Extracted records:

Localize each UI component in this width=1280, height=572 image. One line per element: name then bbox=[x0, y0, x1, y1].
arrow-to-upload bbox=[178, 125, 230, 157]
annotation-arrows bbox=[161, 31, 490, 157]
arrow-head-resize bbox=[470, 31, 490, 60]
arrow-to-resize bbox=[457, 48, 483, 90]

What you are asked to do: Reproduce the data above in full, swapping "UI component" for "interface widget" and leaving every other character unchanged.

Task output:
Localize each interface widget in this width=1280, height=572 image. One line per element: name then bbox=[x0, y0, x1, y1].
arrow-to-upload bbox=[178, 125, 230, 157]
annotation-arrows bbox=[161, 31, 490, 157]
arrow-head-resize bbox=[470, 31, 490, 60]
arrow-to-resize bbox=[457, 48, 483, 90]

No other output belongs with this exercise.